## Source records
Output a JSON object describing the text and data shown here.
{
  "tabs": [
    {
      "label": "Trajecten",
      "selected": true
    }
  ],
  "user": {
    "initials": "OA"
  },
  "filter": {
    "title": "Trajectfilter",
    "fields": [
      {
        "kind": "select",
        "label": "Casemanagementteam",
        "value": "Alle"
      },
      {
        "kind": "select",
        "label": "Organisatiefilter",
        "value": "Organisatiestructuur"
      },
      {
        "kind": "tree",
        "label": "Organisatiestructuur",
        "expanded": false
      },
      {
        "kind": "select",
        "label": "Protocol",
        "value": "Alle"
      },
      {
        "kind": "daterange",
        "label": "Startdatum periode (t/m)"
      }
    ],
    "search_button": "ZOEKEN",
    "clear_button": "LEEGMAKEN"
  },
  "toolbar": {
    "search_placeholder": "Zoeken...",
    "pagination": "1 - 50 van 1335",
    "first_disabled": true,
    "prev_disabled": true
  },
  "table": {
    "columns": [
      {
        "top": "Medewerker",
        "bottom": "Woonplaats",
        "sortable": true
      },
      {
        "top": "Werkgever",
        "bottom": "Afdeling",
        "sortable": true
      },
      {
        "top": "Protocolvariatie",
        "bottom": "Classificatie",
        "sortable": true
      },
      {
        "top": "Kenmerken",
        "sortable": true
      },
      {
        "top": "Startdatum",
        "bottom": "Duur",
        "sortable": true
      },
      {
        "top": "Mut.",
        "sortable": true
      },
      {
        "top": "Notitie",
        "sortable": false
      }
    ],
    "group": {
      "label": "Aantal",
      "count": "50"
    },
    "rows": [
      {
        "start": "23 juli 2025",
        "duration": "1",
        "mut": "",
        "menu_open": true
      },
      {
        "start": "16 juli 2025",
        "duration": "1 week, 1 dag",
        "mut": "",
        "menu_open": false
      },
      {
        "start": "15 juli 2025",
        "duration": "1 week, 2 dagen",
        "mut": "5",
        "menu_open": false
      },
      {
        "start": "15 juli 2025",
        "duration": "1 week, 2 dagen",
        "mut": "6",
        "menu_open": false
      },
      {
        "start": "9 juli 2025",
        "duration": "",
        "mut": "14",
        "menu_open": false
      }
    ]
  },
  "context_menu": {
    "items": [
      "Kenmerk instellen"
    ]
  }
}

==

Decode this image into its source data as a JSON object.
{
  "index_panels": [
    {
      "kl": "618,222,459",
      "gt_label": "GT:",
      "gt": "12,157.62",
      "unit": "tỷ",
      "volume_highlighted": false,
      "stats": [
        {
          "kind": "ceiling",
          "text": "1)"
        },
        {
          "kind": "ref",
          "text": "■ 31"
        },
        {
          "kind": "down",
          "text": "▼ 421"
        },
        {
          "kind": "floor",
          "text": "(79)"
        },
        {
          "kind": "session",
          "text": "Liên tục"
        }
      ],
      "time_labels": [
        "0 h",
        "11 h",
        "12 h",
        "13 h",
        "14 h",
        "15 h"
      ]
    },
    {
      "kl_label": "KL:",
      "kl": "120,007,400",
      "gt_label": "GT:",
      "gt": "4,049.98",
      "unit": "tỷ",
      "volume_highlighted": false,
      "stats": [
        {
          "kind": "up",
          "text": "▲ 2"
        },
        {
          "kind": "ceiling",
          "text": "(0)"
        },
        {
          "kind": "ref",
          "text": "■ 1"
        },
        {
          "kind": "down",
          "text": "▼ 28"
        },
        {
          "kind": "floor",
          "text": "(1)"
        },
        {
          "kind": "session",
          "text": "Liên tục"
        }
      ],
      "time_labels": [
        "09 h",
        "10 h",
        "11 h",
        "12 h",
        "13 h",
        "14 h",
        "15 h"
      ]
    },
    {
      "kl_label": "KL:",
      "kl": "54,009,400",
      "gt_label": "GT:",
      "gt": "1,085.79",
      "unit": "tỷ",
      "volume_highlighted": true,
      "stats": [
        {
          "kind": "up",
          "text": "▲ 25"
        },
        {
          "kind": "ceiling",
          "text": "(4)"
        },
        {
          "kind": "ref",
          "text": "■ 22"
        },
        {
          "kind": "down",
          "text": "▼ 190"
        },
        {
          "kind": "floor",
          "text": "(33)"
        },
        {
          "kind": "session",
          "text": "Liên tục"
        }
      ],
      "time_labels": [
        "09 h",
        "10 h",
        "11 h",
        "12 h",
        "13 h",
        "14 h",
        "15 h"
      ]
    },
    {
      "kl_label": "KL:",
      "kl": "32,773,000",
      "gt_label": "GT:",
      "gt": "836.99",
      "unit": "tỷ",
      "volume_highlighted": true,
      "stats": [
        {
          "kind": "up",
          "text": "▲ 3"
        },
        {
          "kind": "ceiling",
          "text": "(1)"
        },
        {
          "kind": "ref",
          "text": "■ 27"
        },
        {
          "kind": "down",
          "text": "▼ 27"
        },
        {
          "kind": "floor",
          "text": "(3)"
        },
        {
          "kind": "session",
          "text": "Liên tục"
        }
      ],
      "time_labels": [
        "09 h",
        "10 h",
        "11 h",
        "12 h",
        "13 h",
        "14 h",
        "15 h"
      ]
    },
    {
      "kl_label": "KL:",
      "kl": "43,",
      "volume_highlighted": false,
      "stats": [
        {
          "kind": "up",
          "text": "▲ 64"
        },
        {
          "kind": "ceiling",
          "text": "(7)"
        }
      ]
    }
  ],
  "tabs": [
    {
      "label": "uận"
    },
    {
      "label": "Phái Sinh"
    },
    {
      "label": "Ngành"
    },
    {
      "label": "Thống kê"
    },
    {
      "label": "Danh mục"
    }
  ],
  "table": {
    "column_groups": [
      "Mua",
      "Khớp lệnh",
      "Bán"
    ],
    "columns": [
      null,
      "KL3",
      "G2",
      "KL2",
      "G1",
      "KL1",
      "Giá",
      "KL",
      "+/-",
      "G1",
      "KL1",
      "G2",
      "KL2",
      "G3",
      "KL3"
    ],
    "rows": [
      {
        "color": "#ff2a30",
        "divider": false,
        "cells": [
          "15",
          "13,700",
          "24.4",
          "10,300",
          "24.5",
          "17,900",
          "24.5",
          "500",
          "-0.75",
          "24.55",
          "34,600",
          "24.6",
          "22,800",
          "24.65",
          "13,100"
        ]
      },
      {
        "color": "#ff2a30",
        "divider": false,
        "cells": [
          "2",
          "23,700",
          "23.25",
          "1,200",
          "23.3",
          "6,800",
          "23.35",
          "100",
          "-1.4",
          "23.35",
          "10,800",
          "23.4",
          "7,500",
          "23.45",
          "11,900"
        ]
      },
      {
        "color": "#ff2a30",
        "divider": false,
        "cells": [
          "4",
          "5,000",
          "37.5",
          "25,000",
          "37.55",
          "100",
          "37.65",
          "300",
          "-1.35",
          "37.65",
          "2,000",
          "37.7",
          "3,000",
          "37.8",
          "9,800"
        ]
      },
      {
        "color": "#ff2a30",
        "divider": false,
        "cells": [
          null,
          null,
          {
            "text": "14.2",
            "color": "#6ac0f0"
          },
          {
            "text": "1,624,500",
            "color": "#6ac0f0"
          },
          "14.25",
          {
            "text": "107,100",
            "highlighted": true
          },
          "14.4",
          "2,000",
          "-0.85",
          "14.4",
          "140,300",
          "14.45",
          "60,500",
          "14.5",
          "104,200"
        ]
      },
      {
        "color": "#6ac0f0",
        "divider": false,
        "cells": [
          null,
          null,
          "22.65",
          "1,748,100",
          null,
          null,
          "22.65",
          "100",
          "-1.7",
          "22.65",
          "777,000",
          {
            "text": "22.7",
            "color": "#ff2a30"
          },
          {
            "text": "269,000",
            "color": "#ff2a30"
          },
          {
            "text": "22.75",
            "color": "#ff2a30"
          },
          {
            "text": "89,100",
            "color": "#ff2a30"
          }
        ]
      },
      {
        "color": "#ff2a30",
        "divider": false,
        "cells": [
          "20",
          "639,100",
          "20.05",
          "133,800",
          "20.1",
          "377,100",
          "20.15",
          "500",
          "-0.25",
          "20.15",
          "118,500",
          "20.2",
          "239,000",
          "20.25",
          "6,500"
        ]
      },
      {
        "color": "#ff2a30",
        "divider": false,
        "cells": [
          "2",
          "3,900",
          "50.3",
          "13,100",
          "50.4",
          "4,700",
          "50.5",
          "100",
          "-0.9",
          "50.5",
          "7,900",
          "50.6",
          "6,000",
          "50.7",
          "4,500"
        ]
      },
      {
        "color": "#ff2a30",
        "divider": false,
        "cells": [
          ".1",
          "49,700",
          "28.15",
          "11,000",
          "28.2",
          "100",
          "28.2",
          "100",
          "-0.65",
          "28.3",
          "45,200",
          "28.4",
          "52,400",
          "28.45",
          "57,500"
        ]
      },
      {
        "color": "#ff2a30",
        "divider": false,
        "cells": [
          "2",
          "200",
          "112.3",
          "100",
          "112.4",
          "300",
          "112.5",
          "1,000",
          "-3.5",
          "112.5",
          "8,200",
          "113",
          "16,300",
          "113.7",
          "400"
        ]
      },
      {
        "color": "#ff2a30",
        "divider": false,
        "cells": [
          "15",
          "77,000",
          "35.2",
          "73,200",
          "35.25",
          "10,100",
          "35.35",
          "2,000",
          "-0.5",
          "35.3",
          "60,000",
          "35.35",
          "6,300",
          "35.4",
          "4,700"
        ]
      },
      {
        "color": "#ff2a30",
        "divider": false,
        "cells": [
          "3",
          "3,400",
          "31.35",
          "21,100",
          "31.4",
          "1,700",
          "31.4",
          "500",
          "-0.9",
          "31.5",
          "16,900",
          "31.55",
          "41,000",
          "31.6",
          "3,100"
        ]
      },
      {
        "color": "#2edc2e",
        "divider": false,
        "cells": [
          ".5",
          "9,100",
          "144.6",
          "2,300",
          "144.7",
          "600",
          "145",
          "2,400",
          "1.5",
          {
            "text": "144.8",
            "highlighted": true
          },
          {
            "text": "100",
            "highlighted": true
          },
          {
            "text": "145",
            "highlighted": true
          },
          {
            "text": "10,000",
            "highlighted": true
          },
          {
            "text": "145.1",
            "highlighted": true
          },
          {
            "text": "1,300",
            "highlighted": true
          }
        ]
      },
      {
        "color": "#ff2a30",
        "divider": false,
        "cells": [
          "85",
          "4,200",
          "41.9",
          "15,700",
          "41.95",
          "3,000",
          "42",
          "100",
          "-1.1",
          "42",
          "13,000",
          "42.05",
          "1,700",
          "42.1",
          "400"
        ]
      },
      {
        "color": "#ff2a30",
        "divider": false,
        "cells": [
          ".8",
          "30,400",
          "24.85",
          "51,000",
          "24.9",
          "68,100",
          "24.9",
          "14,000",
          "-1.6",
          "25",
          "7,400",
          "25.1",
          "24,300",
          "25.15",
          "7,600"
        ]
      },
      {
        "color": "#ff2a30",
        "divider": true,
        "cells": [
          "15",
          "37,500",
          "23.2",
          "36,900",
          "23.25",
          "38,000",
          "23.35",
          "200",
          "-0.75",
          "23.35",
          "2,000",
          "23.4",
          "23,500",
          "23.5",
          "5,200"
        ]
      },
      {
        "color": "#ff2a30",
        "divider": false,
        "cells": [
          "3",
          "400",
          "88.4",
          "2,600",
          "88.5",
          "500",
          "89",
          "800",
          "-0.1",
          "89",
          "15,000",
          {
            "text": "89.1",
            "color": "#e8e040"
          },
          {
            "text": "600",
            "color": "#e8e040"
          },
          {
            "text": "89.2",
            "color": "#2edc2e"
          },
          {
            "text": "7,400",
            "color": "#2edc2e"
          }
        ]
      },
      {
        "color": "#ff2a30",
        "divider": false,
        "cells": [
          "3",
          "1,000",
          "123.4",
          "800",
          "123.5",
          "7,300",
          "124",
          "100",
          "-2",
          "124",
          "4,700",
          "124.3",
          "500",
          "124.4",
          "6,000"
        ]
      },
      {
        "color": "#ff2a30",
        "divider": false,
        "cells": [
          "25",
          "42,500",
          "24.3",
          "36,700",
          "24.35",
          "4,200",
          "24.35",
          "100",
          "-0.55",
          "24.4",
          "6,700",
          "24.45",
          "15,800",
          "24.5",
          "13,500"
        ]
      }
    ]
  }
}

## Written problem
List each line of the entries that holds the string "Organisatiestructuur".

## Response to this task
        "value": "Organisatiestructuur"
        "label": "Organisatiestructuur",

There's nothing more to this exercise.